=== EXTRACT ===
G.3.7.2 US — Shrimp, para. 130
(WT/DS58/AB/R)
From the perspective embodied in the preamble
of the WTO Agreement, we note that the generic term “natural
resources” in Article XX(g) is not “static” in its content or
reference but is rather “by definition, evolutionary”. It is,
therefore, pertinent to note that modern international conventions and
declarations make frequent references to natural resources as embracing
both living and non-living resources. …
G.3.7.3 US — Shrimp, para. 153
(WT/DS58/AB/R)
[The language of the Preamble of the WTO
Agreement] demonstrates a recognition by WTO negotiators that
optimal use of the world’s resources should be made in accordance with
the objective of sustainable development. As this preambular language
reflects the intentions of negotiators of the WTO Agreement,
we believe it must add colour, texture and shading to our interpretation
of the agreements annexed to the WTO Agreement, in this
case, the GATT 1994. We have already observed that Article XX(g) of the
GATT 1994 is appropriately read with the perspective embodied in the
above preamble.

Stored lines
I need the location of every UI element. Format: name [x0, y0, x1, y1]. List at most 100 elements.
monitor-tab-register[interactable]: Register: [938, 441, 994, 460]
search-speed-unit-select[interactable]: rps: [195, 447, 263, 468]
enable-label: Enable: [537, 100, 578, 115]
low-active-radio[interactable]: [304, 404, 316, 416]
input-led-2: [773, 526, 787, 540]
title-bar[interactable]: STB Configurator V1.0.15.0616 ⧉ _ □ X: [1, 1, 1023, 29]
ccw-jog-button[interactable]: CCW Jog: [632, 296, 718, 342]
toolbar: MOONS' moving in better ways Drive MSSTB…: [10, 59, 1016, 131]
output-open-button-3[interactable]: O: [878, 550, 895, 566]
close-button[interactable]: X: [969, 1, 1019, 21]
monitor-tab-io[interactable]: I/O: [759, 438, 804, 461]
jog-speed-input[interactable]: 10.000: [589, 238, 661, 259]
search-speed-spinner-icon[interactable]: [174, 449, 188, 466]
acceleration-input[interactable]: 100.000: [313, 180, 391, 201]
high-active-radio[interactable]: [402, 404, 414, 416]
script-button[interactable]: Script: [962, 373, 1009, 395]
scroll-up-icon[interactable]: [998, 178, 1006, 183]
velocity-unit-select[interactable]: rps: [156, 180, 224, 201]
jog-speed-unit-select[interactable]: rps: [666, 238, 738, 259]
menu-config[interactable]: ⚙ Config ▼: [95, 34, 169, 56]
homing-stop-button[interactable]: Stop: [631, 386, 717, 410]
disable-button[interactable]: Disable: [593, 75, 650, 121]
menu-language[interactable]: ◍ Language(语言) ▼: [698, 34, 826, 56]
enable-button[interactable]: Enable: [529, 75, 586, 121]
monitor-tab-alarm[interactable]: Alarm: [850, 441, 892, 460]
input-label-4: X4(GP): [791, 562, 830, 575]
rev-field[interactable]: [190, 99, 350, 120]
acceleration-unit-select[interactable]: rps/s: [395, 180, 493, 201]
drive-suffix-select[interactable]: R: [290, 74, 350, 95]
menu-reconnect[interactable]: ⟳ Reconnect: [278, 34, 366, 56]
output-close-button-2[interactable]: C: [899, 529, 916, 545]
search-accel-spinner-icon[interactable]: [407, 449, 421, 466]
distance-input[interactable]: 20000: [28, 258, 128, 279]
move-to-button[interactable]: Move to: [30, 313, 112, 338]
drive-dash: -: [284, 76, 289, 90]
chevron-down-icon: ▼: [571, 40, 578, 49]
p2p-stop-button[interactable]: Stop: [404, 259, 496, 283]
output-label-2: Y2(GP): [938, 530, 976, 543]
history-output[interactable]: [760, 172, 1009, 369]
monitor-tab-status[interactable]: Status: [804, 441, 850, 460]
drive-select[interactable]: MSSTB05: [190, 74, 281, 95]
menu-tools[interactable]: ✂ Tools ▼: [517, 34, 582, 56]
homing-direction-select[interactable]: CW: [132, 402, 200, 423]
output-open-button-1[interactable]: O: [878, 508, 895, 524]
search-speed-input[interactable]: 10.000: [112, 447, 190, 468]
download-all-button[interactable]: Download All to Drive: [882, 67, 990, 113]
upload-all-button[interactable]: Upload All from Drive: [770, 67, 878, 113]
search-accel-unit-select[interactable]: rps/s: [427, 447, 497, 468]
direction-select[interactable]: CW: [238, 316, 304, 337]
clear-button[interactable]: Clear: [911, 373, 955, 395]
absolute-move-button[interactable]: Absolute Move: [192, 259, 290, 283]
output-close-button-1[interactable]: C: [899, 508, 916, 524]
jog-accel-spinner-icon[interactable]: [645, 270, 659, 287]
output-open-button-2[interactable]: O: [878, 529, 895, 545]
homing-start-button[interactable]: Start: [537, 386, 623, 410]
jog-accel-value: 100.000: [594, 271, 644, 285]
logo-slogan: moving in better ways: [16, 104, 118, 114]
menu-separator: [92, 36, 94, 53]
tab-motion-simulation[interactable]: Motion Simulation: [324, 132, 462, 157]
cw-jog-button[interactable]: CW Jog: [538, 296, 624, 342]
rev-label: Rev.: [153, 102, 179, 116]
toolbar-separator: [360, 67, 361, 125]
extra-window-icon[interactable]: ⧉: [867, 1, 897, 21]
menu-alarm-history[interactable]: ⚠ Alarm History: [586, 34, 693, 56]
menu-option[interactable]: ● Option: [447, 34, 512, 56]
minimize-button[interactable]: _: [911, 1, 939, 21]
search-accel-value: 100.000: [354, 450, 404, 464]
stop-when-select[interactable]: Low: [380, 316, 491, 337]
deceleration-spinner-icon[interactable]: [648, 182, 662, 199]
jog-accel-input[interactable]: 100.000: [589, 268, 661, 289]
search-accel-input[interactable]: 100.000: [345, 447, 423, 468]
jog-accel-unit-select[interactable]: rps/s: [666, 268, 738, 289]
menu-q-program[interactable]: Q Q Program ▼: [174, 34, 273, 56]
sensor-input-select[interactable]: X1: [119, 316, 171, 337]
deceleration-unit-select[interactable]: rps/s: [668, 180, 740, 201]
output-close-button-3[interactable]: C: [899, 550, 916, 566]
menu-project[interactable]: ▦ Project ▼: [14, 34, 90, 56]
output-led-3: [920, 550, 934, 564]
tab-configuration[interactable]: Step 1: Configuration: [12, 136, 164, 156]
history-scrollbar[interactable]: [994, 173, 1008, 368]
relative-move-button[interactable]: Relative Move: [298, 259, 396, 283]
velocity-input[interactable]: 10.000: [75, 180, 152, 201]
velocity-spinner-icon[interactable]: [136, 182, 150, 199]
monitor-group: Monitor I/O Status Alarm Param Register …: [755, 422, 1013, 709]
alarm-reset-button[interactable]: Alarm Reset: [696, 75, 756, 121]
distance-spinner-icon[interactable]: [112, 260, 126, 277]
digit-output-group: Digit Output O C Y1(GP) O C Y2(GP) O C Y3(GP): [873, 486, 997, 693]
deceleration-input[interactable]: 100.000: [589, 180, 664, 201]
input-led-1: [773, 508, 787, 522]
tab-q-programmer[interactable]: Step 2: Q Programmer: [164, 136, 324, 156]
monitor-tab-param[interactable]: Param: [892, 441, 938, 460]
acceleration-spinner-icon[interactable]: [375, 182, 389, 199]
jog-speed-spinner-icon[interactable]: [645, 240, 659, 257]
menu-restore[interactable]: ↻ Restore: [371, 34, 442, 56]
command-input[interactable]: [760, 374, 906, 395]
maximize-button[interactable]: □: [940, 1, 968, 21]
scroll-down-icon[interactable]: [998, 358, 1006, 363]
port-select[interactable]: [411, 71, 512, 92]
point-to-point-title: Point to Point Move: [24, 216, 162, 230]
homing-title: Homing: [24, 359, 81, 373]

=== THE REQUEST ===
Do these statements agree with the US — Shrimp excerpt? For each one, answer yes or no and quote the deciding words.
1. The term "natural resources" in Article XX(g) has a fixed, static content.
2. Modern international conventions and declarations often treat natural resources as including both living and non-living resources.
3. The preambular language should inform how the GATT 1994 is interpreted.
The lines above are separate material from the US — Shrimp excerpt.

=== SOLUTION TO THIS TASK ===
1. No: "is not “static” in its content or reference but is rather “by definition, evolutionary”"
2. Yes: "modern international conventions and declarations make frequent references to natural resources as embracing both living and non-living resources"
3. Yes: "it must add colour, texture and shading to our interpretation of the agreements annexed to the WTO Agreement, in this case, the GATT 1994"